• WORK TO DO
Omit the images, then print each record below exactly as it reads.

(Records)
========================
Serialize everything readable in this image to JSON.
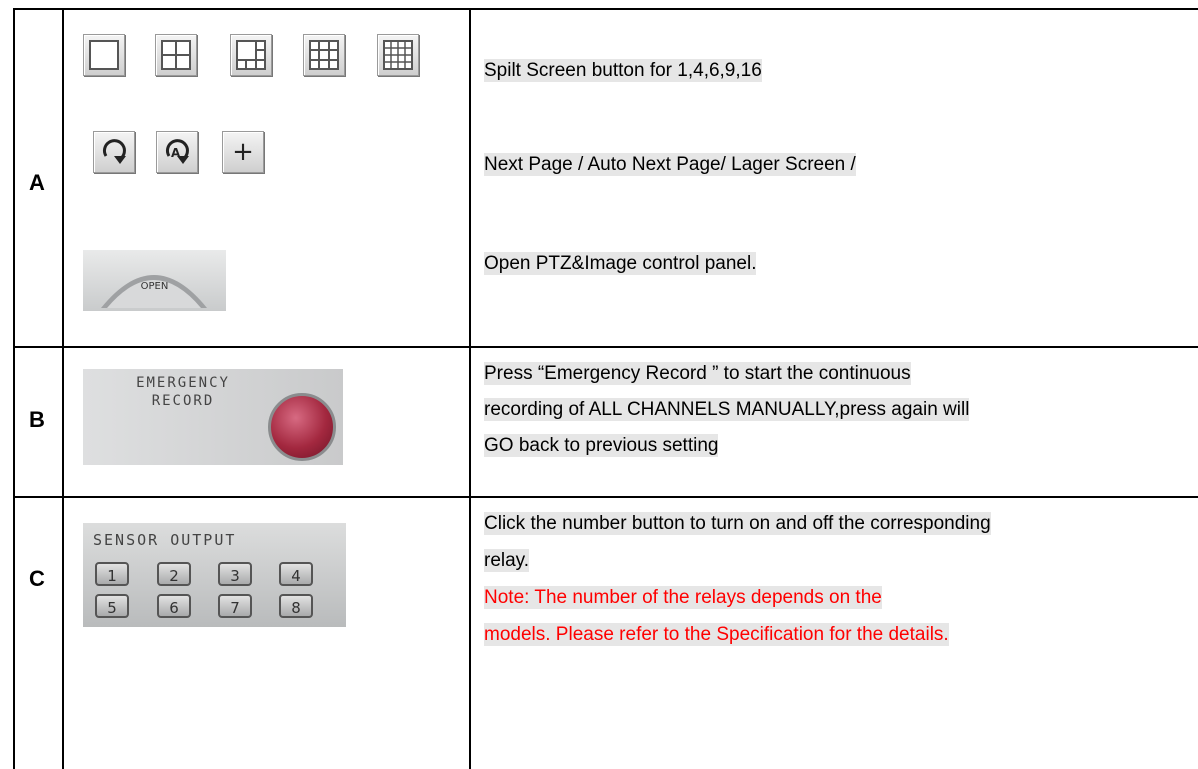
{
  "rows": {
    "a": {
      "label": "A",
      "split_description": "Spilt Screen button for 1,4,6,9,16",
      "nav_description": "Next Page / Auto Next Page/ Lager Screen /",
      "open_description": "Open PTZ&Image control panel.",
      "open_button_label": "OPEN",
      "larger_screen_label": "+"
    },
    "b": {
      "label": "B",
      "emergency_line1": "EMERGENCY",
      "emergency_line2": "RECORD",
      "description_lines": [
        "Press “Emergency Record ” to start the continuous",
        "recording of ALL CHANNELS MANUALLY,press again will",
        "GO back to previous setting"
      ]
    },
    "c": {
      "label": "C",
      "sensor_title": "SENSOR OUTPUT",
      "relay_buttons": [
        "1",
        "2",
        "3",
        "4",
        "5",
        "6",
        "7",
        "8"
      ],
      "description_lines": [
        "Click the number button to turn on and off the corresponding",
        "relay."
      ],
      "note_lines": [
        "Note: The number of the relays depends on the",
        "models. Please refer to the Specification for the details."
      ]
    }
  },
  "colors": {
    "note_text": "#ff0000",
    "highlight_bg": "#e6e6e6",
    "emergency_button": "#a3283f"
  },
  "icons": {
    "split_buttons": [
      "split-1-icon",
      "split-4-icon",
      "split-6-icon",
      "split-9-icon",
      "split-16-icon"
    ],
    "nav_buttons": [
      "next-page-icon",
      "auto-next-page-icon",
      "larger-screen-icon"
    ]
  }
}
========================
• SOLUTION FOR THIS EXERCISE
Serialize everything readable in this image to JSON.
{
  "rows": {
    "a": {
      "label": "A",
      "split_description": "Spilt Screen button for 1,4,6,9,16",
      "nav_description": "Next Page / Auto Next Page/ Lager Screen /",
      "open_description": "Open PTZ&Image control panel.",
      "open_button_label": "OPEN",
      "larger_screen_label": "+"
    },
    "b": {
      "label": "B",
      "emergency_line1": "EMERGENCY",
      "emergency_line2": "RECORD",
      "description_lines": [
        "Press “Emergency Record ” to start the continuous",
        "recording of ALL CHANNELS MANUALLY,press again will",
        "GO back to previous setting"
      ]
    },
    "c": {
      "label": "C",
      "sensor_title": "SENSOR OUTPUT",
      "relay_buttons": [
        "1",
        "2",
        "3",
        "4",
        "5",
        "6",
        "7",
        "8"
      ],
      "description_lines": [
        "Click the number button to turn on and off the corresponding",
        "relay."
      ],
      "note_lines": [
        "Note: The number of the relays depends on the",
        "models. Please refer to the Specification for the details."
      ]
    }
  },
  "colors": {
    "note_text": "#ff0000",
    "highlight_bg": "#e6e6e6",
    "emergency_button": "#a3283f"
  },
  "icons": {
    "split_buttons": [
      "split-1-icon",
      "split-4-icon",
      "split-6-icon",
      "split-9-icon",
      "split-16-icon"
    ],
    "nav_buttons": [
      "next-page-icon",
      "auto-next-page-icon",
      "larger-screen-icon"
    ]
  }
}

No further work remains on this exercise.